▸ PROVIDED RECORDS:
__________

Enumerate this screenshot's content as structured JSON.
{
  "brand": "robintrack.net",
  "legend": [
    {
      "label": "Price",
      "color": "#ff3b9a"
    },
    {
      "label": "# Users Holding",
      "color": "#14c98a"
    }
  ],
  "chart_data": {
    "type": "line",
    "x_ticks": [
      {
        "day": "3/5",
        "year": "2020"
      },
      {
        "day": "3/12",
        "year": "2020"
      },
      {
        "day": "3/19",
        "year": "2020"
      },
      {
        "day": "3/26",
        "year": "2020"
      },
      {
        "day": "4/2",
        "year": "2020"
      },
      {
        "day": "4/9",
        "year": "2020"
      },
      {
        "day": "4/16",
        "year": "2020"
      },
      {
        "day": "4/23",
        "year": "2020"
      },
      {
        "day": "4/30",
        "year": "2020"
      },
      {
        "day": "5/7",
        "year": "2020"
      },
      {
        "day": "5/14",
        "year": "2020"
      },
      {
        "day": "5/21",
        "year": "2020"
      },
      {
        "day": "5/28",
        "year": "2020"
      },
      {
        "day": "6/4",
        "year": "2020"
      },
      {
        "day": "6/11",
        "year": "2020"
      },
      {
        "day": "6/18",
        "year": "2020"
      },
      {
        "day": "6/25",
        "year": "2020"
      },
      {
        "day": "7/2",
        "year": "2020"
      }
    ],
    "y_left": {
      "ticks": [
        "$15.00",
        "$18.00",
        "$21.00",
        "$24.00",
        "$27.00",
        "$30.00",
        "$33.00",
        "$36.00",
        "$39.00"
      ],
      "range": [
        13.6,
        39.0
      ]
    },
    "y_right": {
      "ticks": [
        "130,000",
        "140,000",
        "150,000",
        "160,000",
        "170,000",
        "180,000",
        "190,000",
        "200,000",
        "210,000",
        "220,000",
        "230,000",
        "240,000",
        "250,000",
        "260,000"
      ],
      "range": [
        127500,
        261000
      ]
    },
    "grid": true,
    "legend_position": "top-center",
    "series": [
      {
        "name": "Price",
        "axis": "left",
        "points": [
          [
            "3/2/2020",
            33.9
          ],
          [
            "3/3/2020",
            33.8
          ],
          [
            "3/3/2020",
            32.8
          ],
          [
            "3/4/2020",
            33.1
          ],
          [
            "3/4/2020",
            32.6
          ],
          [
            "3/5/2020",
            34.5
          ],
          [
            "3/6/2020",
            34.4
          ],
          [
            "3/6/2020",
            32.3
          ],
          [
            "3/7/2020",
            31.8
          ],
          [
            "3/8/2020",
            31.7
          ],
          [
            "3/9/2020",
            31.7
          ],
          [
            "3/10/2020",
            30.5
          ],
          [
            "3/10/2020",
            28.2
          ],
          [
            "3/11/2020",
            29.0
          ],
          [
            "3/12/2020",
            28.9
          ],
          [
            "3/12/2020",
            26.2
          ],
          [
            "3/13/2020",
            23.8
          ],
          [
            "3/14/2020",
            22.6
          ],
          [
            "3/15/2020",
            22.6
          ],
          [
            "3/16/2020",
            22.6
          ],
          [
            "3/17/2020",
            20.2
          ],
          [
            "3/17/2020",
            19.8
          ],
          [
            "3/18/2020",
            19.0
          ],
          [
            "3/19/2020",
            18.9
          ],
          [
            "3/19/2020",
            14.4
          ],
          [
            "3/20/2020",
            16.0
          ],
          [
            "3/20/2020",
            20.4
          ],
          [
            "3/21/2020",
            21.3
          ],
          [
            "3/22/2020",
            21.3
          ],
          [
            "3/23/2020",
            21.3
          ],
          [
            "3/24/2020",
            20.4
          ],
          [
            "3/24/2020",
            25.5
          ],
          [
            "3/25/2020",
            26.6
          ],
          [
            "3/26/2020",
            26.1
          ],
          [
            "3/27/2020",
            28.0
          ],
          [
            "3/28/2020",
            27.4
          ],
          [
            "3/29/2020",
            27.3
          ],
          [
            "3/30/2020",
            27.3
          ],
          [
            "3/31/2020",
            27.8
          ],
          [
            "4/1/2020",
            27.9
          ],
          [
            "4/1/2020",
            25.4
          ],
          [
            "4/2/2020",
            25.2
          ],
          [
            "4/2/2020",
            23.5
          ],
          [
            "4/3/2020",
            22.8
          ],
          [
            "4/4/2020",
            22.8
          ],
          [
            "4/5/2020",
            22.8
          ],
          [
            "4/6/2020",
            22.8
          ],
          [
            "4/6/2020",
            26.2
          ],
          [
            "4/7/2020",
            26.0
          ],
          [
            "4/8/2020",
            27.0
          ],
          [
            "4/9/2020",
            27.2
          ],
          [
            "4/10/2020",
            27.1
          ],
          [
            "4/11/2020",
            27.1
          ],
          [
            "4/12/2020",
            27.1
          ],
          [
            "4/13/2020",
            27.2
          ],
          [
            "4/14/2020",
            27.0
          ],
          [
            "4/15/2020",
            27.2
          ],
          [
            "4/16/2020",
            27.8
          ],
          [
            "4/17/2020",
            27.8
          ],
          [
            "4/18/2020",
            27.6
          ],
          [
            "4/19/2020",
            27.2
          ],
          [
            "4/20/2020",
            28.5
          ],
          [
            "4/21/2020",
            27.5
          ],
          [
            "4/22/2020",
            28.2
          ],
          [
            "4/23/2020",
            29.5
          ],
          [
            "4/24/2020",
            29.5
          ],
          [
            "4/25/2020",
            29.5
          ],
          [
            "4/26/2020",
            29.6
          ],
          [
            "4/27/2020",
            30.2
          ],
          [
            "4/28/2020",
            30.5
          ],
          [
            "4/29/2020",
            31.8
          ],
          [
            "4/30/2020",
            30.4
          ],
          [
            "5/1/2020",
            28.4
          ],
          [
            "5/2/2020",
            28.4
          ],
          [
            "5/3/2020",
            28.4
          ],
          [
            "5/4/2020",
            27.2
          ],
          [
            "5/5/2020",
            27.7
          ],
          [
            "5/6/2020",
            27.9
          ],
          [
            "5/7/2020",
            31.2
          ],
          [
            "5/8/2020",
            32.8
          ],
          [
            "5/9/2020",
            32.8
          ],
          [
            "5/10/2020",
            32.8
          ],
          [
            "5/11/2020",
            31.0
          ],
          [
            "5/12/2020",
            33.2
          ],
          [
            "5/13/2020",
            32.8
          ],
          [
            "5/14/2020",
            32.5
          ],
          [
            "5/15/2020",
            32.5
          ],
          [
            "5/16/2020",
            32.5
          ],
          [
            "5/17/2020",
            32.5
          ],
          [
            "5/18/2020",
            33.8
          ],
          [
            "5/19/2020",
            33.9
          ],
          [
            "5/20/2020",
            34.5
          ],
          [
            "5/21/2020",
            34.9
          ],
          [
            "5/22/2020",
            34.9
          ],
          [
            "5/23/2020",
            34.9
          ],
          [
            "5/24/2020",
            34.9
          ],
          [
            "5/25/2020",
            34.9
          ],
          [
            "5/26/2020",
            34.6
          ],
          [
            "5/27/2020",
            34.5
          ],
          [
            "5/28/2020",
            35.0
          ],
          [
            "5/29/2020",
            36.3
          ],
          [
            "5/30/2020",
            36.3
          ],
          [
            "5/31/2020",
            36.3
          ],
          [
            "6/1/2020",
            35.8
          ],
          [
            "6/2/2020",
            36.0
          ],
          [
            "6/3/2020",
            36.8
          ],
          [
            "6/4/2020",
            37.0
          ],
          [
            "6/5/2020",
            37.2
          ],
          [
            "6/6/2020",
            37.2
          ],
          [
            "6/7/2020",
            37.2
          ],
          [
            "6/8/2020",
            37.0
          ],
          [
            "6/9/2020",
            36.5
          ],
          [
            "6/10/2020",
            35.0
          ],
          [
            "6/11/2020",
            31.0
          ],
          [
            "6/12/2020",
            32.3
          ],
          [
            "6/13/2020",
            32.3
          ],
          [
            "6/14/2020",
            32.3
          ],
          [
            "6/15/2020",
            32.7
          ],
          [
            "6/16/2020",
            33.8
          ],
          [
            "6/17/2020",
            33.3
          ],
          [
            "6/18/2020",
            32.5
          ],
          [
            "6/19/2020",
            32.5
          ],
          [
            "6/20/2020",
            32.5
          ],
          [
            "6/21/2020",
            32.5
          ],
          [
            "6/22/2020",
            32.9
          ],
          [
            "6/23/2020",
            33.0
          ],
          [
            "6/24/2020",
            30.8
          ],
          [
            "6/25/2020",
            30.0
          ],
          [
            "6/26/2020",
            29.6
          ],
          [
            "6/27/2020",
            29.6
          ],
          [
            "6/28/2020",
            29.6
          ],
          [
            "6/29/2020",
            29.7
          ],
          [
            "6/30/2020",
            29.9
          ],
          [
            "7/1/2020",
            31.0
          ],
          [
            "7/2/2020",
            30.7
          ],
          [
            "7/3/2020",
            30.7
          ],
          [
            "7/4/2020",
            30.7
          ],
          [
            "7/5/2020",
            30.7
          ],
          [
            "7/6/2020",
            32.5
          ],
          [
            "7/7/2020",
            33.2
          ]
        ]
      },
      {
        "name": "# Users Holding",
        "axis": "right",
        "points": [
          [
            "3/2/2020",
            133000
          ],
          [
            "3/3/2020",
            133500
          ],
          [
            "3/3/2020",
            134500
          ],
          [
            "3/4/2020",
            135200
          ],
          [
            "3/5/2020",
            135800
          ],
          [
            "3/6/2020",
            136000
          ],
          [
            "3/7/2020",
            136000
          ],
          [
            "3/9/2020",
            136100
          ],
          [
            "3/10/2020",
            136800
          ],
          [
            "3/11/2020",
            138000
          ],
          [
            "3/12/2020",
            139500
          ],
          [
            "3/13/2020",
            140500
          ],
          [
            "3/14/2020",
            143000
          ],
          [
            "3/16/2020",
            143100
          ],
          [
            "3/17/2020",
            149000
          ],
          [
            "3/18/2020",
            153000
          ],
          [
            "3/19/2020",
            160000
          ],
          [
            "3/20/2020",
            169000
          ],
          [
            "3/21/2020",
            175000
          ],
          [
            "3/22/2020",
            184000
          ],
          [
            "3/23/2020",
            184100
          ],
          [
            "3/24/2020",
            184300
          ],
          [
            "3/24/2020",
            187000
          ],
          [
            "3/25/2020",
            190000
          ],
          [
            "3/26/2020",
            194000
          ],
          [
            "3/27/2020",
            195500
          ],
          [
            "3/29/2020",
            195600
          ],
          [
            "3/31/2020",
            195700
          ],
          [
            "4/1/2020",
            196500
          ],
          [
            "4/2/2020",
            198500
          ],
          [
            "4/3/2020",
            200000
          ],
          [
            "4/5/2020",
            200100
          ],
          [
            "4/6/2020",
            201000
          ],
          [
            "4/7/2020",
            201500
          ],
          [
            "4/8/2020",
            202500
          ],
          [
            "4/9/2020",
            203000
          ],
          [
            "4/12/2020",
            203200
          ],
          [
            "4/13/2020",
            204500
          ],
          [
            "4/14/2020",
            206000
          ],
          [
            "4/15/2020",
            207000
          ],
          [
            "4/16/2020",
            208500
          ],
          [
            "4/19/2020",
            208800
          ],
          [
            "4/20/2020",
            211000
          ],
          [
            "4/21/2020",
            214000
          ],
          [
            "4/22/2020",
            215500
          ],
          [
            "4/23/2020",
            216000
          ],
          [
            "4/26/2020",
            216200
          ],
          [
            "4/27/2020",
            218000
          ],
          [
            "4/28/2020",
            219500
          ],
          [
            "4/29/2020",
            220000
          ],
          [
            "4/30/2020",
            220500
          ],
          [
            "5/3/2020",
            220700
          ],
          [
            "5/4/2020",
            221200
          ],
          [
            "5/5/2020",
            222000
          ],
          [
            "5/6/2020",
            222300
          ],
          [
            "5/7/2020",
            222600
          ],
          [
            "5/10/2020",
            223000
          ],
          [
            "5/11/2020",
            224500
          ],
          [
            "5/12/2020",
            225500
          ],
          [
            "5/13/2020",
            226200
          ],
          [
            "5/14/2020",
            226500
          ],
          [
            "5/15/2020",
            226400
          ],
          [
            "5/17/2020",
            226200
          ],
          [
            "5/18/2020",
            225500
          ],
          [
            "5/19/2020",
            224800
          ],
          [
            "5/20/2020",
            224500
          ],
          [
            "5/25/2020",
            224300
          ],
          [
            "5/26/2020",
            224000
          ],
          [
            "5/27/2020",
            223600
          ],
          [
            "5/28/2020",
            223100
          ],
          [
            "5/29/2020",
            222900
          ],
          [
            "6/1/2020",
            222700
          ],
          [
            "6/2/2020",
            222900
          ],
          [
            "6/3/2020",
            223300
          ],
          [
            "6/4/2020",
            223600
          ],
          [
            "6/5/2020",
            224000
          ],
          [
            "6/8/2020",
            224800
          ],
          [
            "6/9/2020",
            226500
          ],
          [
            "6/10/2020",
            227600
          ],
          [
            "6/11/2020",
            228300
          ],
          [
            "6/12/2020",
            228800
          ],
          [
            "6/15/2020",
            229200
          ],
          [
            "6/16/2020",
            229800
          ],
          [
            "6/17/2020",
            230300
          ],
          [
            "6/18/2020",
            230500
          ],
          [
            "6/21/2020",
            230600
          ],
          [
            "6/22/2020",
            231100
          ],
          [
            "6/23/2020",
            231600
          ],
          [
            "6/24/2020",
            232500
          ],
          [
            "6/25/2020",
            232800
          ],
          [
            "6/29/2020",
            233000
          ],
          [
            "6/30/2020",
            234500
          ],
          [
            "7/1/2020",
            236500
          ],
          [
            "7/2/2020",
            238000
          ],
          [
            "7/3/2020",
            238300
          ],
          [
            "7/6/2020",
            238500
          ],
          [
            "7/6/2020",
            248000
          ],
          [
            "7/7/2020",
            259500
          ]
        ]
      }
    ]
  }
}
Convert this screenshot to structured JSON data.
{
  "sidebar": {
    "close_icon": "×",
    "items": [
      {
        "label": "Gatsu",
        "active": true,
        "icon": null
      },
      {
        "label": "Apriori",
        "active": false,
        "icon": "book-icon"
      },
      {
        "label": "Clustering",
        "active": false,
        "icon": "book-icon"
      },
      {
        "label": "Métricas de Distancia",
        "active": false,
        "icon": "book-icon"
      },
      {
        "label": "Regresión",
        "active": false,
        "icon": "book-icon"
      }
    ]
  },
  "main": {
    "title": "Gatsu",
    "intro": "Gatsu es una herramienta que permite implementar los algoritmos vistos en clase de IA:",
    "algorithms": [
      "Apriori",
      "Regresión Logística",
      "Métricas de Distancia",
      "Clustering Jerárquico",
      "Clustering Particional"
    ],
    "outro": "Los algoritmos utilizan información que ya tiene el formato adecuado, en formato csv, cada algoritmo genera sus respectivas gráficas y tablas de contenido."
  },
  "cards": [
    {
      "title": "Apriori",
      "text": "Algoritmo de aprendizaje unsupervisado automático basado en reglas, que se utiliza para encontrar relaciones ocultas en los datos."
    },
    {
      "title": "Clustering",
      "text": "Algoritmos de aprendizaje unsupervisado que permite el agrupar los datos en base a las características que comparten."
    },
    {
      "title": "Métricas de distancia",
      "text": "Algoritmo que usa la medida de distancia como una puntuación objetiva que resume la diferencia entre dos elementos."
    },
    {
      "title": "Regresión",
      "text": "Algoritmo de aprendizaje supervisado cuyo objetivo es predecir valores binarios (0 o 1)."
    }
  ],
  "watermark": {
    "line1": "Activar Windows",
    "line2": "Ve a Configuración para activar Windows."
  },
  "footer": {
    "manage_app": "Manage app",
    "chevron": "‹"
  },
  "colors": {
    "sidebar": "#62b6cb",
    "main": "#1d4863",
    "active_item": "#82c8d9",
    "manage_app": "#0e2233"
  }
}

__________

▸ WRITTEN TASK: Report how many lines in the data contain the word "title", with no words besides the number.

▸ THE RESPONSE: 5